# TASK INPUT:

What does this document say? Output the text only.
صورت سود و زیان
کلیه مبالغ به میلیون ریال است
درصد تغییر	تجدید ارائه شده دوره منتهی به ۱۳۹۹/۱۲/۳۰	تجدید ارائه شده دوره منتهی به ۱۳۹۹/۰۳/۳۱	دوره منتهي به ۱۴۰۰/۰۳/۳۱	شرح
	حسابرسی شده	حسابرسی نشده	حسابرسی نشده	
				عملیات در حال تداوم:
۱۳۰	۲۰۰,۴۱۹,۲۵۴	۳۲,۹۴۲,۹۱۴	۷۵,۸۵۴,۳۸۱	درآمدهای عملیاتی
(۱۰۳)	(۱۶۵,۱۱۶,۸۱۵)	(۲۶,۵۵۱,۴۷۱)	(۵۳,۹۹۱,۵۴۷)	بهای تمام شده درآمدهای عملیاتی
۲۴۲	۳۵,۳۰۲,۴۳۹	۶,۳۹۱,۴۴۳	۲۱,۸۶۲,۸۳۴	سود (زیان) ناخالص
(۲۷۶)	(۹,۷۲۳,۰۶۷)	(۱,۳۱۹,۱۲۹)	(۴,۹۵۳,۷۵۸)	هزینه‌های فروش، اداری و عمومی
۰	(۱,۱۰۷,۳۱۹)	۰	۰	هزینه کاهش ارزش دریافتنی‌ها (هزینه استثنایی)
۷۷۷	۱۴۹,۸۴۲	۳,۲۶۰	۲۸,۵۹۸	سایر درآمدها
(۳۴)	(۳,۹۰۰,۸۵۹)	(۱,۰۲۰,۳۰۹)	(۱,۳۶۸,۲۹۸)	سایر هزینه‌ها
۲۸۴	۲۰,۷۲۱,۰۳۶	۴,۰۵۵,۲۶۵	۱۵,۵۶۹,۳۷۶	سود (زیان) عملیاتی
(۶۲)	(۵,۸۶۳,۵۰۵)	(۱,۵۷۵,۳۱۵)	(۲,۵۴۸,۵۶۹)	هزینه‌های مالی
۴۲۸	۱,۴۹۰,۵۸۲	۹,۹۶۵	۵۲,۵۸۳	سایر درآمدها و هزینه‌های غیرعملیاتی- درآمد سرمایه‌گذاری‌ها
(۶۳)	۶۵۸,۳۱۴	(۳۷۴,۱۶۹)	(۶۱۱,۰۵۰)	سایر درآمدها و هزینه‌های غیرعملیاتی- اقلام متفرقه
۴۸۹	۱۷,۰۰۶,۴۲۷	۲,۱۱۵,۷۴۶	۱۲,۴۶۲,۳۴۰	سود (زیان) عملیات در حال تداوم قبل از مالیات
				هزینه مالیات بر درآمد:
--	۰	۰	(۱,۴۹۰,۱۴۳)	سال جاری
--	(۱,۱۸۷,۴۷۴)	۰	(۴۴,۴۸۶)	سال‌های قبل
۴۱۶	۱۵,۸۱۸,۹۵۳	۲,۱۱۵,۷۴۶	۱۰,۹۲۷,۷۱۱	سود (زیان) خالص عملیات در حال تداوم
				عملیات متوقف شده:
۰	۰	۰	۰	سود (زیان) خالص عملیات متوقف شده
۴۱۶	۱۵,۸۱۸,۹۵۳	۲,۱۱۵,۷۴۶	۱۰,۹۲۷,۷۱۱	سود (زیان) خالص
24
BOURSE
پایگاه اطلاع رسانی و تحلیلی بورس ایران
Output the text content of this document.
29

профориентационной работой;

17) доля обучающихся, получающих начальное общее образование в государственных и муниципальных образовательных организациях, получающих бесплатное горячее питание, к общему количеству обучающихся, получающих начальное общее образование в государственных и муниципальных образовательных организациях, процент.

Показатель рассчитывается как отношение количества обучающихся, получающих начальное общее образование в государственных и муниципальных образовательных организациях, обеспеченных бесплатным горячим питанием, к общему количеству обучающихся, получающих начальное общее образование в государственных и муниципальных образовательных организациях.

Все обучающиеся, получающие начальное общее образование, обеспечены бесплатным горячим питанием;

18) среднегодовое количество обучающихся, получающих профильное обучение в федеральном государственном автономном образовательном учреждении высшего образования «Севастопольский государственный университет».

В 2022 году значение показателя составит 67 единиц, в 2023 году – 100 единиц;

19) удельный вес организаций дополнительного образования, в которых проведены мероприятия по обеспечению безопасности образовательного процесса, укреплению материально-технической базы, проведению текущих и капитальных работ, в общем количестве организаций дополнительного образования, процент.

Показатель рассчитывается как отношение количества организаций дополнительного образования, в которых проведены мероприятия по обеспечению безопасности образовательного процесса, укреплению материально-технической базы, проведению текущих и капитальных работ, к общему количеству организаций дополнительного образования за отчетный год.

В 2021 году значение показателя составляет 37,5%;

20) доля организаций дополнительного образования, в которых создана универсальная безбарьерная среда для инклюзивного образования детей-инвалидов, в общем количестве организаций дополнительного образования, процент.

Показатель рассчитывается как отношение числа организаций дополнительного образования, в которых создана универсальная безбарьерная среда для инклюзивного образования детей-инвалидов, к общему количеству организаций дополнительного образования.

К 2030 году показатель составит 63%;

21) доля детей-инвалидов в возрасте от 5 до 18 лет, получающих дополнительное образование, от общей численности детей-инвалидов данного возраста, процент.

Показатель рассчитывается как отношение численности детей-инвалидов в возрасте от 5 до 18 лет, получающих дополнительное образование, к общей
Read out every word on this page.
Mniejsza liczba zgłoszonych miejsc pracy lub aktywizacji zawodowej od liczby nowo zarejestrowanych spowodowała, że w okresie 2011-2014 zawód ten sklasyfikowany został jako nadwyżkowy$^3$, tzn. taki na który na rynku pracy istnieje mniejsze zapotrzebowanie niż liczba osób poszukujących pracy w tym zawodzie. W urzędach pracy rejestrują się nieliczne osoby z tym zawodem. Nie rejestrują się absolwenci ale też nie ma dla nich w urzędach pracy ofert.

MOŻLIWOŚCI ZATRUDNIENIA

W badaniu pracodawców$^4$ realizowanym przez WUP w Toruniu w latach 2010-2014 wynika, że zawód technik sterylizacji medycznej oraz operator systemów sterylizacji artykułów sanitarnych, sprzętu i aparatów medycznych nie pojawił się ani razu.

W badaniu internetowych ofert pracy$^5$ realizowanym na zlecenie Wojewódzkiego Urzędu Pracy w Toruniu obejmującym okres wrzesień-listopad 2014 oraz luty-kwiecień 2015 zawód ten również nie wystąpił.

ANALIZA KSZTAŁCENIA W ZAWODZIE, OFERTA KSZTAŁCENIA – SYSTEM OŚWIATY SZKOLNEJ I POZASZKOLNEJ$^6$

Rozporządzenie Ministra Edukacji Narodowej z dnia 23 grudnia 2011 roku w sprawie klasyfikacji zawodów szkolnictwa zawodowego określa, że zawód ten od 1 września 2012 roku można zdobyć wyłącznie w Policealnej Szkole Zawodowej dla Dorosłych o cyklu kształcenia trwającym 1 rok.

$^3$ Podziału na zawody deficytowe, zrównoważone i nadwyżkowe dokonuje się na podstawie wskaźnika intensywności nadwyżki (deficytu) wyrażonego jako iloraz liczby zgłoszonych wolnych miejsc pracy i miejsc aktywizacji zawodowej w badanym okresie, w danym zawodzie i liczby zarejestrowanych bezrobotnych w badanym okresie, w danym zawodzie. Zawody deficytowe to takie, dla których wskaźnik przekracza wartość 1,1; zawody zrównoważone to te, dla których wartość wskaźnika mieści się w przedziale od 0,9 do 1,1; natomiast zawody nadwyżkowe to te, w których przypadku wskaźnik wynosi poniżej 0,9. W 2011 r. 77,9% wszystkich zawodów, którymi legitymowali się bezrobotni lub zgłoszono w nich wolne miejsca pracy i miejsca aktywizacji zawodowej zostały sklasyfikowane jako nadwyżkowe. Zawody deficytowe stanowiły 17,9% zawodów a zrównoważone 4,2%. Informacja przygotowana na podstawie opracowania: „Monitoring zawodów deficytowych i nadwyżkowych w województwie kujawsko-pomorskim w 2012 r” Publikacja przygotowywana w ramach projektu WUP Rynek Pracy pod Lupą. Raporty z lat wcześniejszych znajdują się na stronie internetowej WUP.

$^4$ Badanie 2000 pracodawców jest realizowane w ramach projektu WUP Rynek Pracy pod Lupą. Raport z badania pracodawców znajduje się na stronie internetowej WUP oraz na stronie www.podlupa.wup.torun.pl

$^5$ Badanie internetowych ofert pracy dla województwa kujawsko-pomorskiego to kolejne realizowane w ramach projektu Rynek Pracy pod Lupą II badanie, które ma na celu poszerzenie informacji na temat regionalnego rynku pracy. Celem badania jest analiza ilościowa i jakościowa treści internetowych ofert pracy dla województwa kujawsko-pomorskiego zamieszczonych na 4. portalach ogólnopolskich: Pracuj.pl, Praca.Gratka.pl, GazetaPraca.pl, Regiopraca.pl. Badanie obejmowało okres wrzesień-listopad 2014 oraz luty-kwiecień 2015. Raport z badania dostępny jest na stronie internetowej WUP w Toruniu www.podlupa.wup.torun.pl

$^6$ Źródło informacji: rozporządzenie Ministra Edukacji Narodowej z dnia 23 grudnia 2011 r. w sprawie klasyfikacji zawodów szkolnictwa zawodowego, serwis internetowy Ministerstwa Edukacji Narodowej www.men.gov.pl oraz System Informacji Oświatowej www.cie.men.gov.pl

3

# GOAL:
Tally how many lines of the records hold the word "образовательных". Answer with the number only.

# FINISHED TASK:
2